» The problem
Go through the listing and pick out each line with the word "description" in it.

=== Recorded data ===

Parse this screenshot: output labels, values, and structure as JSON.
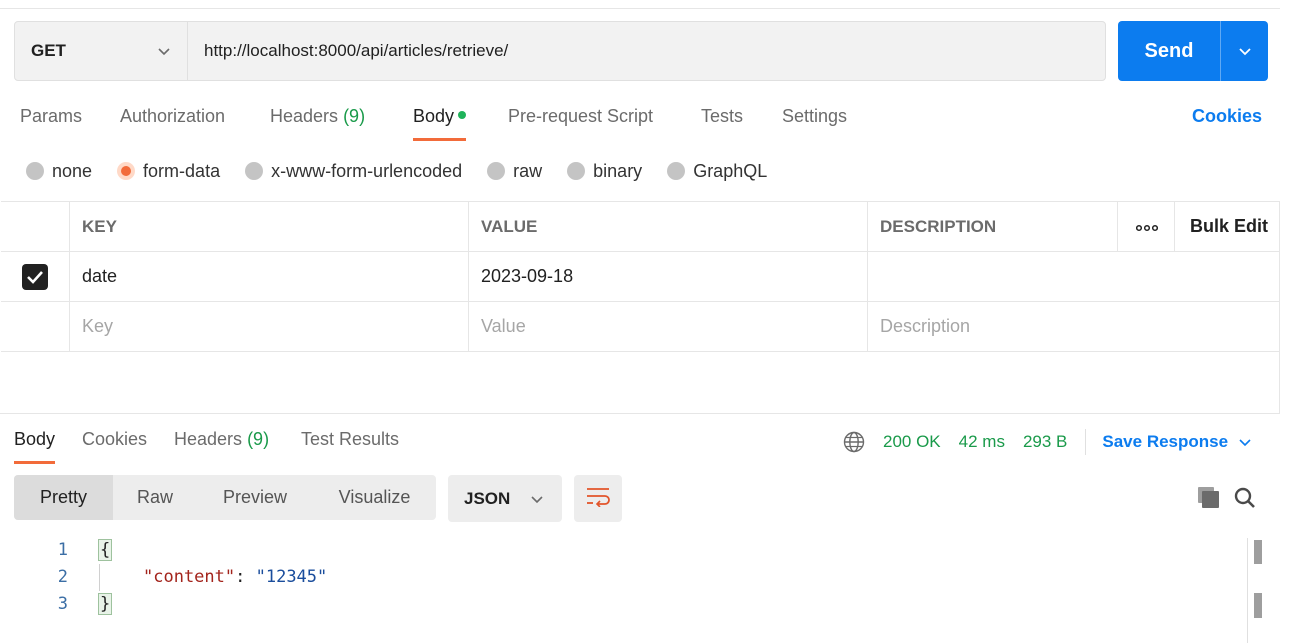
{
  "request": {
    "method": "GET",
    "url": "http://localhost:8000/api/articles/retrieve/",
    "send_label": "Send"
  },
  "request_tabs": {
    "params": "Params",
    "authorization": "Authorization",
    "headers": "Headers",
    "headers_count": "(9)",
    "body": "Body",
    "prerequest": "Pre-request Script",
    "tests": "Tests",
    "settings": "Settings",
    "cookies": "Cookies"
  },
  "body_types": {
    "selected": "form-data",
    "options": [
      "none",
      "form-data",
      "x-www-form-urlencoded",
      "raw",
      "binary",
      "GraphQL"
    ]
  },
  "params_table": {
    "headers": {
      "key": "KEY",
      "value": "VALUE",
      "description": "DESCRIPTION",
      "bulk_edit": "Bulk Edit"
    },
    "rows": [
      {
        "checked": true,
        "key": "date",
        "value": "2023-09-18",
        "description": ""
      }
    ],
    "placeholders": {
      "key": "Key",
      "value": "Value",
      "description": "Description"
    }
  },
  "response_tabs": {
    "body": "Body",
    "cookies": "Cookies",
    "headers": "Headers",
    "headers_count": "(9)",
    "test_results": "Test Results"
  },
  "response_meta": {
    "status": "200 OK",
    "time": "42 ms",
    "size": "293 B",
    "save_label": "Save Response"
  },
  "view_modes": {
    "options": [
      "Pretty",
      "Raw",
      "Preview",
      "Visualize"
    ],
    "selected": "Pretty",
    "format": "JSON"
  },
  "code": {
    "lines": [
      {
        "num": "1",
        "open": "{"
      },
      {
        "num": "2",
        "key": "\"content\"",
        "sep": ": ",
        "value": "\"12345\""
      },
      {
        "num": "3",
        "close": "}"
      }
    ]
  },
  "colors": {
    "accent": "#f26b3a",
    "primary": "#0c7cef",
    "success": "#1a9a4a"
  }
}
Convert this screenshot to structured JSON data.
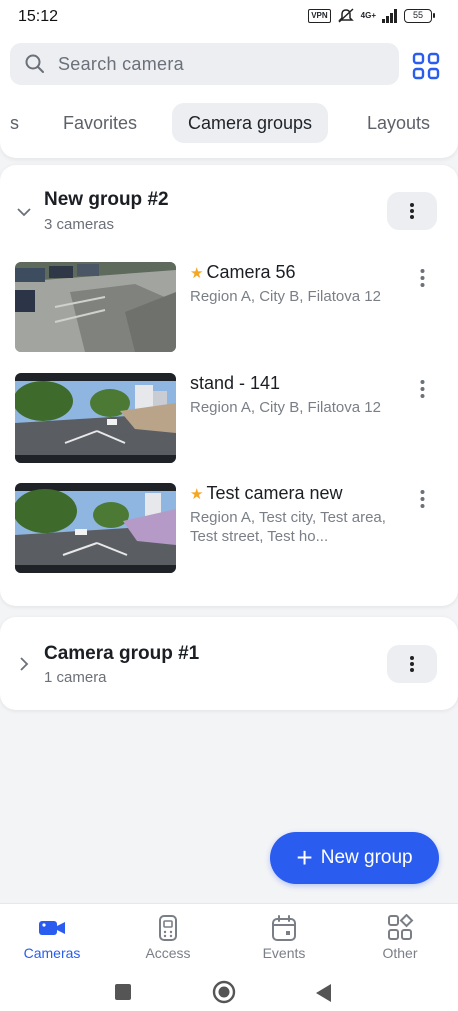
{
  "status": {
    "time": "15:12",
    "vpn": "VPN",
    "network": "4G+",
    "battery": "55"
  },
  "search": {
    "placeholder": "Search camera"
  },
  "tabs": [
    {
      "label": "s"
    },
    {
      "label": "Favorites"
    },
    {
      "label": "Camera groups",
      "active": true
    },
    {
      "label": "Layouts"
    }
  ],
  "groups": [
    {
      "title": "New group #2",
      "subtitle": "3 cameras",
      "expanded": true,
      "cameras": [
        {
          "name": "Camera 56",
          "favorite": true,
          "address": "Region A, City B,  Filatova 12"
        },
        {
          "name": "stand - 141",
          "favorite": false,
          "address": "Region A, City B,  Filatova 12"
        },
        {
          "name": "Test camera new",
          "favorite": true,
          "address": "Region A, Test city, Test area, Test street, Test ho..."
        }
      ]
    },
    {
      "title": "Camera group #1",
      "subtitle": "1 camera",
      "expanded": false,
      "cameras": []
    }
  ],
  "fab": {
    "label": "New group",
    "icon": "plus-icon"
  },
  "bottom_nav": [
    {
      "label": "Cameras",
      "icon": "camera-icon",
      "active": true
    },
    {
      "label": "Access",
      "icon": "access-icon",
      "active": false
    },
    {
      "label": "Events",
      "icon": "calendar-icon",
      "active": false
    },
    {
      "label": "Other",
      "icon": "grid-icon",
      "active": false
    }
  ],
  "colors": {
    "accent": "#2a5cf0",
    "star": "#f5a623",
    "background": "#f3f4f6"
  }
}
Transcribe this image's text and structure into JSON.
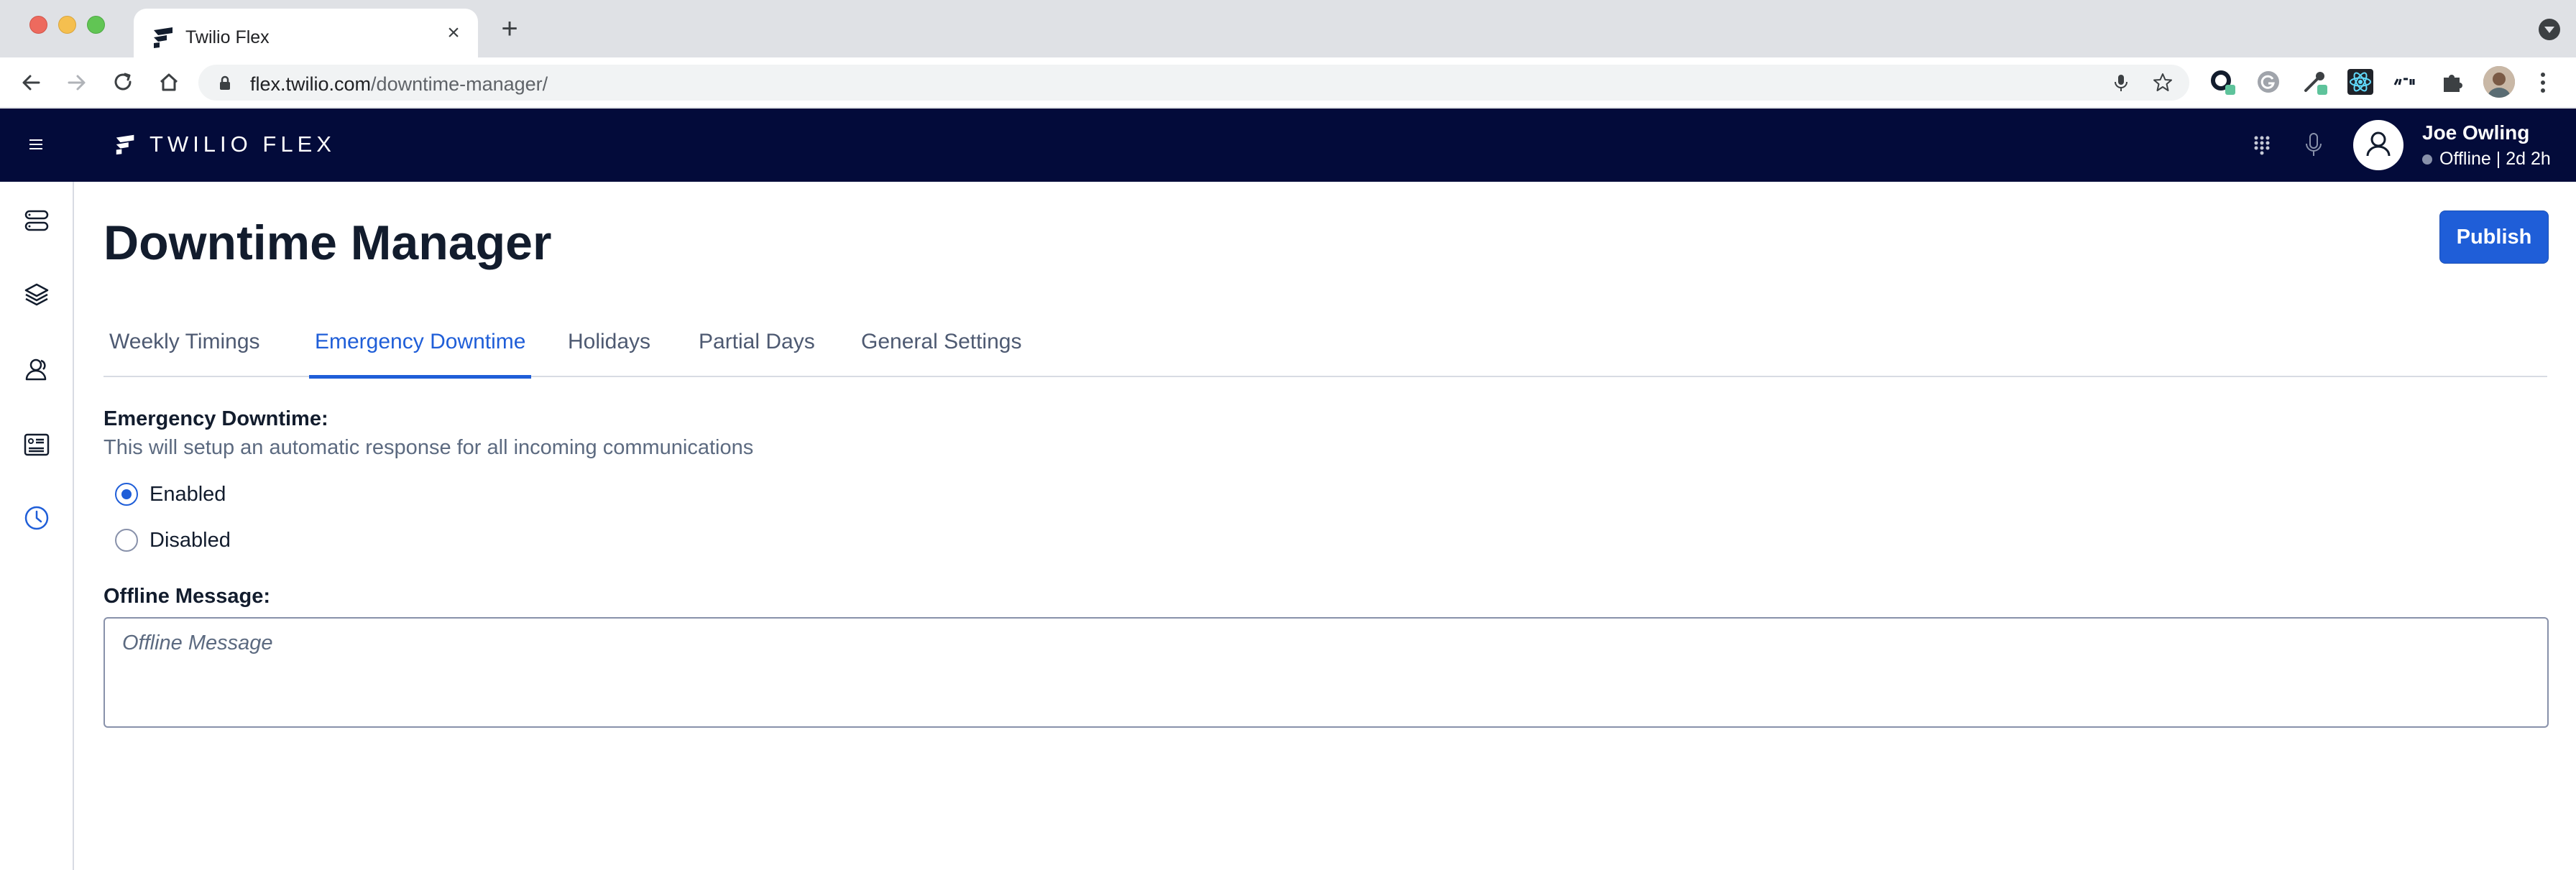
{
  "browser": {
    "tab_title": "Twilio Flex",
    "new_tab_icon": "plus-icon",
    "close_icon": "close-icon",
    "url_host": "flex.twilio.com",
    "url_path": "/downtime-manager/"
  },
  "header": {
    "brand": "TWILIO FLEX",
    "user_name": "Joe Owling",
    "user_status": "Offline | 2d 2h",
    "bg_color": "#030b3a"
  },
  "sidebar": {
    "items": [
      {
        "icon": "agents-desktop-icon"
      },
      {
        "icon": "layers-icon"
      },
      {
        "icon": "teams-icon"
      },
      {
        "icon": "queues-stats-icon"
      },
      {
        "icon": "clock-icon",
        "active": true
      }
    ]
  },
  "main": {
    "title": "Downtime Manager",
    "publish_label": "Publish",
    "tabs": [
      {
        "label": "Weekly Timings"
      },
      {
        "label": "Emergency Downtime",
        "active": true
      },
      {
        "label": "Holidays"
      },
      {
        "label": "Partial Days"
      },
      {
        "label": "General Settings"
      }
    ],
    "emergency": {
      "label": "Emergency Downtime:",
      "help": "This will setup an automatic response for all incoming communications",
      "options": [
        {
          "label": "Enabled",
          "checked": true
        },
        {
          "label": "Disabled",
          "checked": false
        }
      ]
    },
    "offline_message": {
      "label": "Offline Message:",
      "placeholder": "Offline Message",
      "value": ""
    }
  },
  "colors": {
    "accent": "#1f5ed8",
    "text": "#121c2d",
    "muted": "#5c6a80"
  }
}
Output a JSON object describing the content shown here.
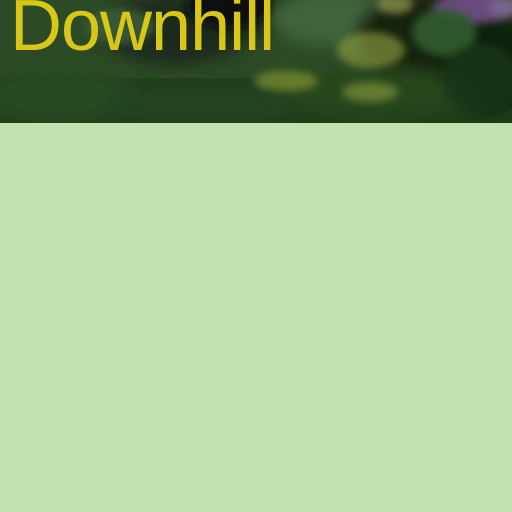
{
  "header": {
    "title": "Downhill",
    "background_image": "blurred-garden-photo",
    "title_color": "#d8c718"
  },
  "content": {
    "background_color": "#c1e1b0"
  }
}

===

» Response below
      "description": "DESCRIPTION",
        "description": ""
      "description": "Description"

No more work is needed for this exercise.